Entries provided

>> begin

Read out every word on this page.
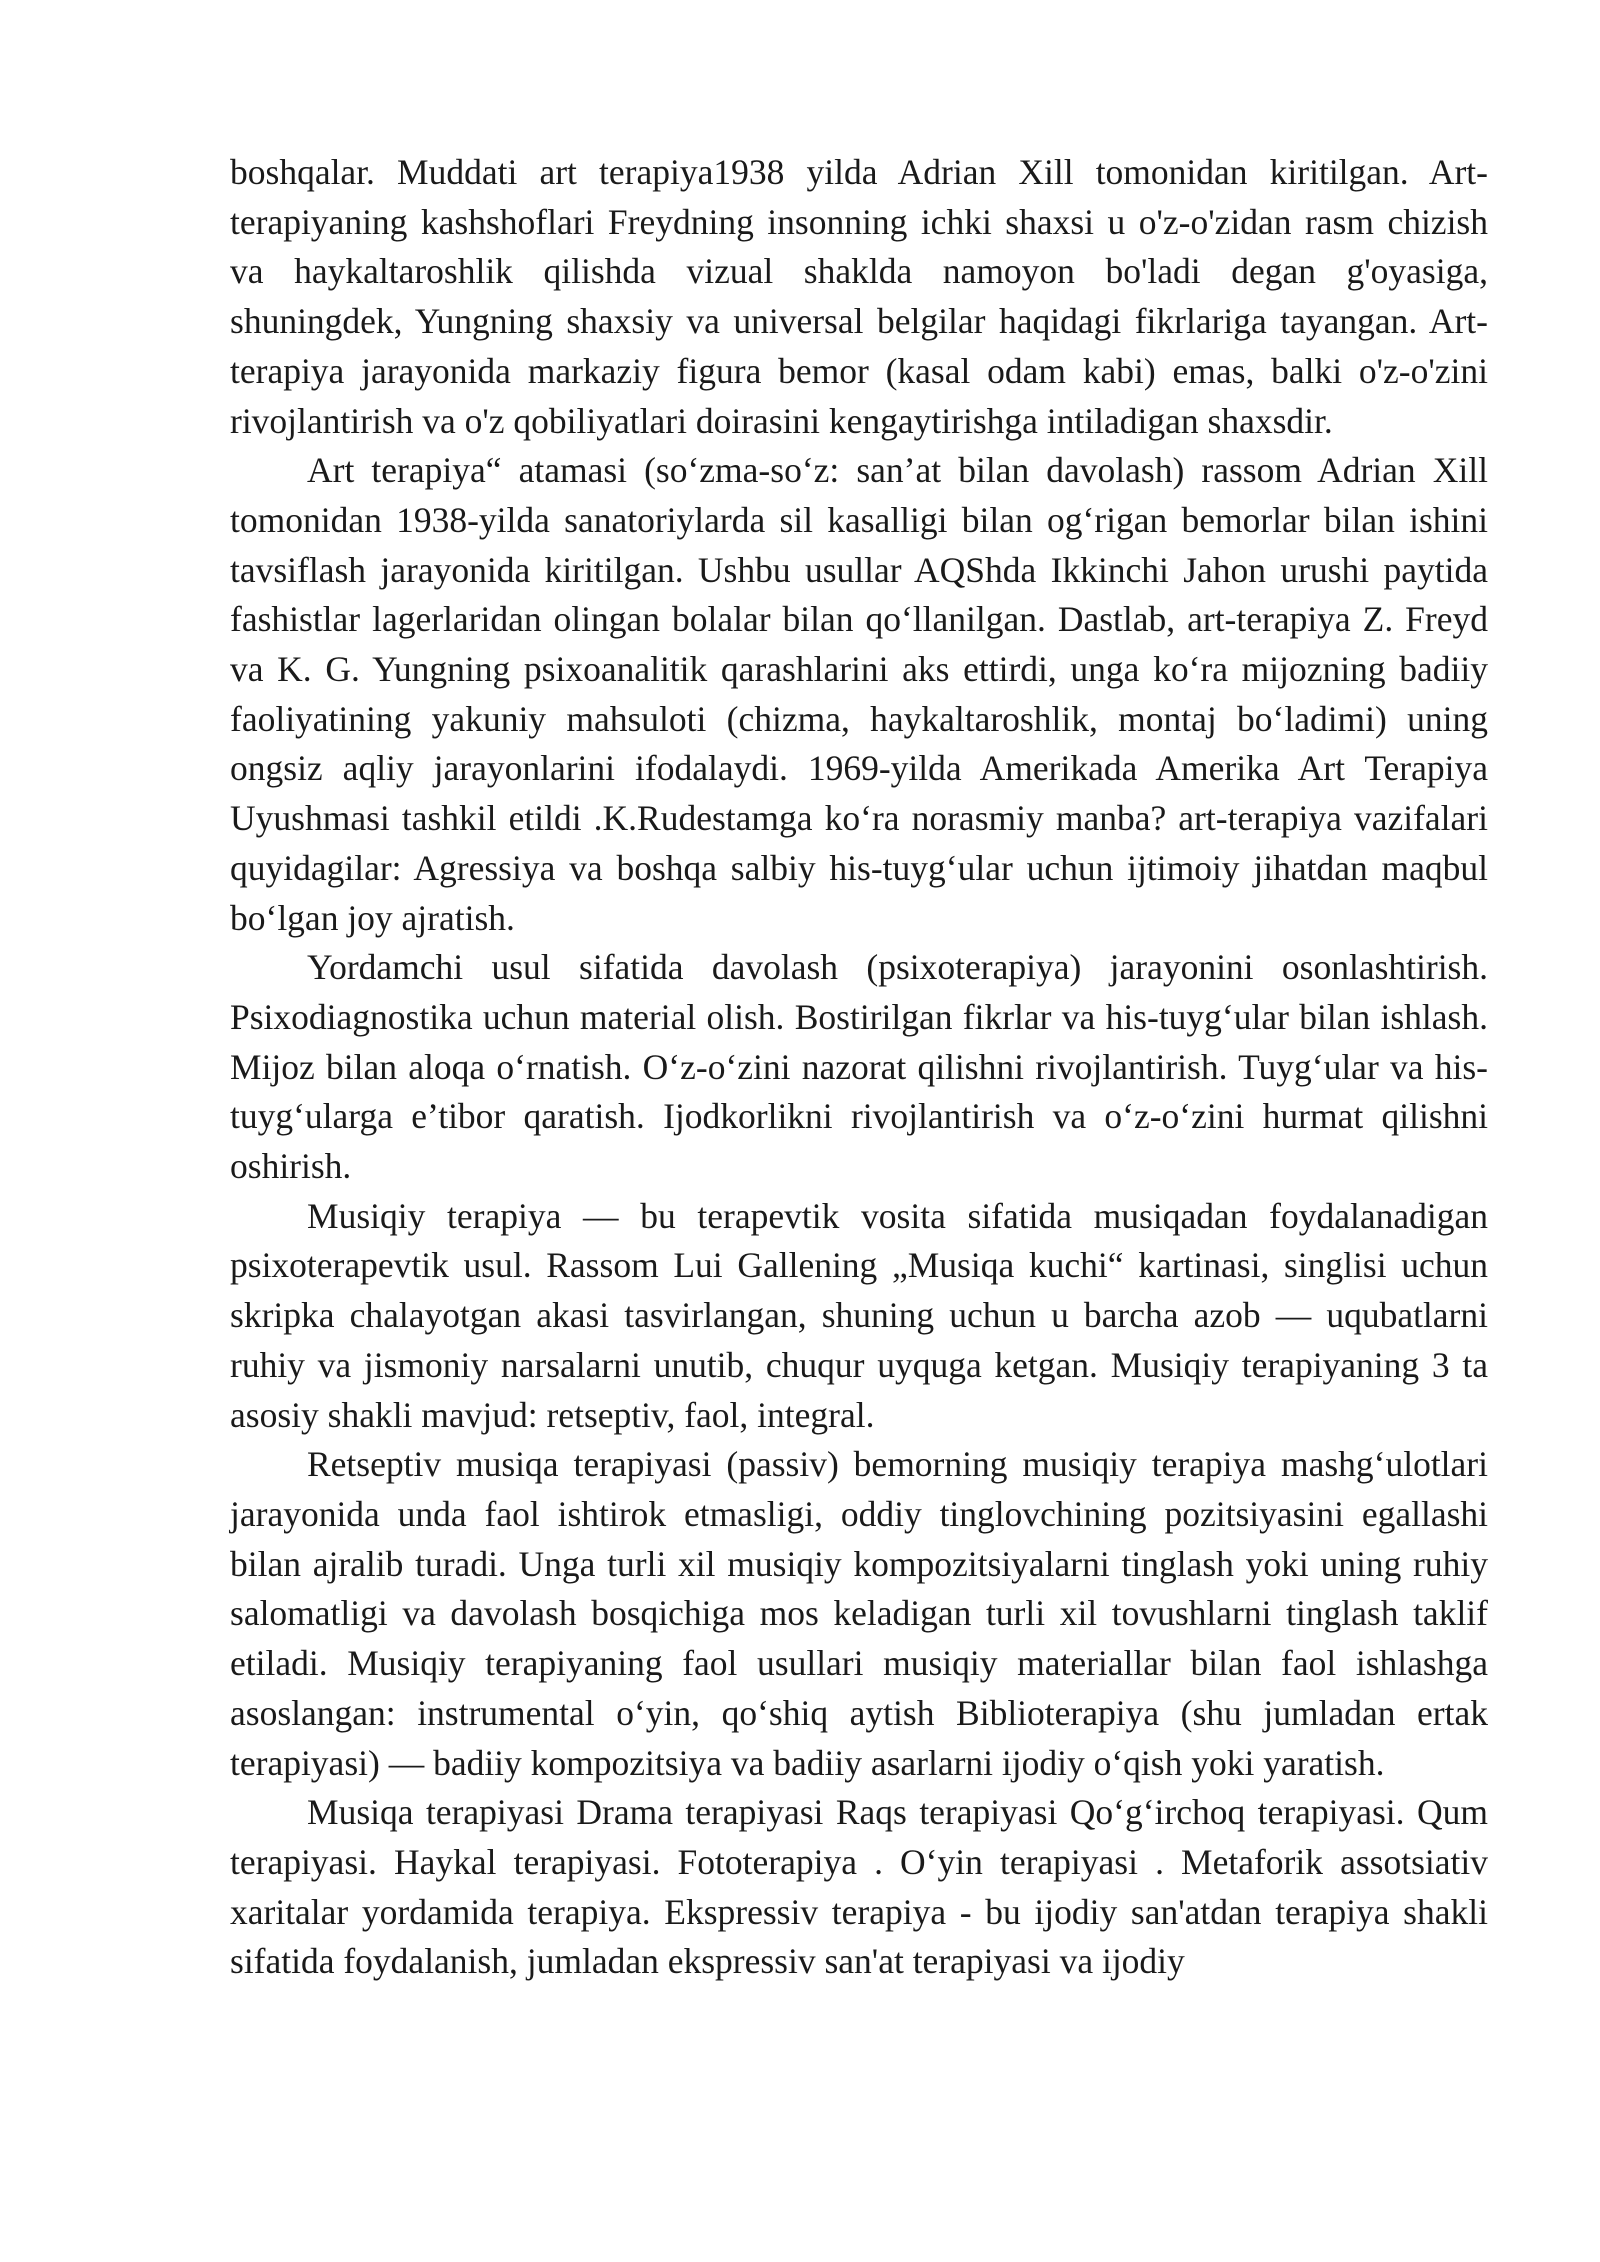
boshqalar. Muddati art terapiya1938 yilda Adrian Xill tomonidan kiritilgan. Art-terapiyaning kashshoflari Freydning insonning ichki shaxsi u o'z-o'zidan rasm chizish va haykaltaroshlik qilishda vizual shaklda namoyon bo'ladi degan g'oyasiga, shuningdek, Yungning shaxsiy va universal belgilar haqidagi fikrlariga tayangan. Art-terapiya jarayonida markaziy figura bemor (kasal odam kabi) emas, balki o'z-o'zini rivojlantirish va o'z qobiliyatlari doirasini kengaytirishga intiladigan shaxsdir.

Art terapiya“ atamasi (so‘zma-so‘z: san’at bilan davolash) rassom Adrian Xill tomonidan 1938-yilda sanatoriylarda sil kasalligi bilan og‘rigan bemorlar bilan ishini tavsiflash jarayonida kiritilgan. Ushbu usullar AQShda Ikkinchi Jahon urushi paytida fashistlar lagerlaridan olingan bolalar bilan qo‘llanilgan. Dastlab, art-terapiya Z. Freyd va K. G. Yungning psixoanalitik qarashlarini aks ettirdi, unga ko‘ra mijozning badiiy faoliyatining yakuniy mahsuloti (chizma, haykaltaroshlik, montaj bo‘ladimi) uning ongsiz aqliy jarayonlarini ifodalaydi. 1969-yilda Amerikada Amerika Art Terapiya Uyushmasi tashkil etildi .K.Rudestamga ko‘ra norasmiy manba? art-terapiya vazifalari quyidagilar: Agressiya va boshqa salbiy his-tuyg‘ular uchun ijtimoiy jihatdan maqbul bo‘lgan joy ajratish.

Yordamchi usul sifatida davolash (psixoterapiya) jarayonini osonlashtirish. Psixodiagnostika uchun material olish. Bostirilgan fikrlar va his-tuyg‘ular bilan ishlash. Mijoz bilan aloqa o‘rnatish. O‘z-o‘zini nazorat qilishni rivojlantirish. Tuyg‘ular va his-tuyg‘ularga e’tibor qaratish. Ijodkorlikni rivojlantirish va o‘z-o‘zini hurmat qilishni oshirish.

Musiqiy terapiya — bu terapevtik vosita sifatida musiqadan foydalanadigan psixoterapevtik usul. Rassom Lui Gallening „Musiqa kuchi“ kartinasi, singlisi uchun skripka chalayotgan akasi tasvirlangan, shuning uchun u barcha azob — uqubatlarni ruhiy va jismoniy narsalarni unutib, chuqur uyquga ketgan. Musiqiy terapiyaning 3 ta asosiy shakli mavjud: retseptiv, faol, integral.

Retseptiv musiqa terapiyasi (passiv) bemorning musiqiy terapiya mashg‘ulotlari jarayonida unda faol ishtirok etmasligi, oddiy tinglovchining pozitsiyasini egallashi bilan ajralib turadi. Unga turli xil musiqiy kompozitsiyalarni tinglash yoki uning ruhiy salomatligi va davolash bosqichiga mos keladigan turli xil tovushlarni tinglash taklif etiladi. Musiqiy terapiyaning faol usullari musiqiy materiallar bilan faol ishlashga asoslangan: instrumental o‘yin, qo‘shiq aytish Biblioterapiya (shu jumladan ertak terapiyasi) — badiiy kompozitsiya va badiiy asarlarni ijodiy o‘qish yoki yaratish.

Musiqa terapiyasi Drama terapiyasi Raqs terapiyasi Qo‘g‘irchoq terapiyasi. Qum terapiyasi. Haykal terapiyasi. Fototerapiya . O‘yin terapiyasi . Metaforik assotsiativ xaritalar yordamida terapiya. Ekspressiv terapiya - bu ijodiy san'atdan terapiya shakli sifatida foydalanish, jumladan ekspressiv san'at terapiyasi va ijodiy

>> end

Spot every line that holds "yilda" and copy it.

boshqalar. Muddati art terapiya1938 yilda Adrian Xill tomonidan kiritilgan. Art-terapiyaning kashshoflari Freydning insonning ichki shaxsi u o'z-o'zidan rasm chizish va haykaltaroshlik qilishda vizual shaklda namoyon bo'ladi degan g'oyasiga, shuningdek, Yungning shaxsiy va universal belgilar haqidagi fikrlariga tayangan. Art-terapiya jarayonida markaziy figura bemor (kasal odam kabi) emas, balki o'z-o'zini rivojlantirish va o'z qobiliyatlari doirasini kengaytirishga intiladigan shaxsdir.
Art terapiya“ atamasi (so‘zma-so‘z: san’at bilan davolash) rassom Adrian Xill tomonidan 1938-yilda sanatoriylarda sil kasalligi bilan og‘rigan bemorlar bilan ishini tavsiflash jarayonida kiritilgan. Ushbu usullar AQShda Ikkinchi Jahon urushi paytida fashistlar lagerlaridan olingan bolalar bilan qo‘llanilgan. Dastlab, art-terapiya Z. Freyd va K. G. Yungning psixoanalitik qarashlarini aks ettirdi, unga ko‘ra mijozning badiiy faoliyatining yakuniy mahsuloti (chizma, haykaltaroshlik, montaj bo‘ladimi) uning ongsiz aqliy jarayonlarini ifodalaydi. 1969-yilda Amerikada Amerika Art Terapiya Uyushmasi tashkil etildi .K.Rudestamga ko‘ra norasmiy manba? art-terapiya vazifalari quyidagilar: Agressiya va boshqa salbiy his-tuyg‘ular uchun ijtimoiy jihatdan maqbul bo‘lgan joy ajratish.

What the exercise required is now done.